Check every line of the entries that follow, and copy the ones containing "make".

**********

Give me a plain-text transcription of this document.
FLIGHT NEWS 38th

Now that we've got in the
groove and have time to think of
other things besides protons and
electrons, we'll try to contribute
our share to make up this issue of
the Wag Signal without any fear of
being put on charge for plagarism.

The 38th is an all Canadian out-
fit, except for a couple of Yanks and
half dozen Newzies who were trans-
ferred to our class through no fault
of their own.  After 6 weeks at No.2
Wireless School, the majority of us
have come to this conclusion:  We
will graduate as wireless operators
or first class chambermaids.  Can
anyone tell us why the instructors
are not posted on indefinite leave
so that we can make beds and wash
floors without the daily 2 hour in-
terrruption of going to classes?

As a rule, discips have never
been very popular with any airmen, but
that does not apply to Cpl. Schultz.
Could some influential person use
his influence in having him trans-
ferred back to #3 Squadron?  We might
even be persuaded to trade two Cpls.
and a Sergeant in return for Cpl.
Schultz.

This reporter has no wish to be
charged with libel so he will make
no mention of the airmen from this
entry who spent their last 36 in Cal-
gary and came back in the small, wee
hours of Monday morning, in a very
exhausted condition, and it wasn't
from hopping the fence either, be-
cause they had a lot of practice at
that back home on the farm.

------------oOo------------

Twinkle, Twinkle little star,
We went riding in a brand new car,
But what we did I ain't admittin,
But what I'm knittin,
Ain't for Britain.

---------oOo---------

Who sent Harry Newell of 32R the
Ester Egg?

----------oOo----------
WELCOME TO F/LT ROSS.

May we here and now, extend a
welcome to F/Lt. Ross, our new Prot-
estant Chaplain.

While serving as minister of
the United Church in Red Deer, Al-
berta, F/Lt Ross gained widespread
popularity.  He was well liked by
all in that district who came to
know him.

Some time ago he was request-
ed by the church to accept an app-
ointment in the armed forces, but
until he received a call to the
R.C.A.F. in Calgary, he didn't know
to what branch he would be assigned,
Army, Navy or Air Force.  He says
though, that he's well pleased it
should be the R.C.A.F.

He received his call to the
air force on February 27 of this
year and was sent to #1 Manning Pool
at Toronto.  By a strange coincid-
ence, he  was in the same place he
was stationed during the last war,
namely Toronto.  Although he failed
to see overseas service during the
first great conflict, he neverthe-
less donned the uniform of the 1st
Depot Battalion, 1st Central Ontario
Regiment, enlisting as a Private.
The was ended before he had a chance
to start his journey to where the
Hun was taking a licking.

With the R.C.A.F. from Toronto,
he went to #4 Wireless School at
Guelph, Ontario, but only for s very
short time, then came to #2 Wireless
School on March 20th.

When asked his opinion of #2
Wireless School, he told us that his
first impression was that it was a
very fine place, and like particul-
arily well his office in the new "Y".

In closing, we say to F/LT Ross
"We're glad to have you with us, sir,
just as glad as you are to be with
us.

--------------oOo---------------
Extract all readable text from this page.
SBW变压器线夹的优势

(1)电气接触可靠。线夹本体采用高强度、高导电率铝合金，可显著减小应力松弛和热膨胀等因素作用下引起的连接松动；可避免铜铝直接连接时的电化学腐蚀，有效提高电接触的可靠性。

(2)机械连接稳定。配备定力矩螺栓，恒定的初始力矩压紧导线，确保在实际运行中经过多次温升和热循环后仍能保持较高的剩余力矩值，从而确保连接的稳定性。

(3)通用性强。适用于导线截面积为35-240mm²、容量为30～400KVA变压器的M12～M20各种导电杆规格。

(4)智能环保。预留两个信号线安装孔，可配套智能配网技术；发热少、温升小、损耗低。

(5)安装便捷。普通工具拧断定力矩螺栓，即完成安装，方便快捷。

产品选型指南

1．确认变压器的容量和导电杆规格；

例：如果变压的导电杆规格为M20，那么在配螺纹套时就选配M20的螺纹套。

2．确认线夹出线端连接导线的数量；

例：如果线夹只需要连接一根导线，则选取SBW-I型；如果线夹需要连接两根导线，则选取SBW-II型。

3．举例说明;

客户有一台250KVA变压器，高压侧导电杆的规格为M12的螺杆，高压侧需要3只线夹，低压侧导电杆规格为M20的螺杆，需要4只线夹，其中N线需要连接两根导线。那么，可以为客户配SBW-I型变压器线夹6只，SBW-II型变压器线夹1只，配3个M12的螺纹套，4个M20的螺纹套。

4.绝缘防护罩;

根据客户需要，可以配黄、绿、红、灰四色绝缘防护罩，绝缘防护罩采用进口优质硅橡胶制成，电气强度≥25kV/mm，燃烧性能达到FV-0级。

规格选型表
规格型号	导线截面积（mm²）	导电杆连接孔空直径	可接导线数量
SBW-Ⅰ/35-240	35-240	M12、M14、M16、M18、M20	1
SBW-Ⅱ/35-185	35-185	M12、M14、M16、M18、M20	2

**********

§ RESULT FOR THIS TASK:
our share to make up this issue of
so that we can make beds and wash
charged with libel so he will make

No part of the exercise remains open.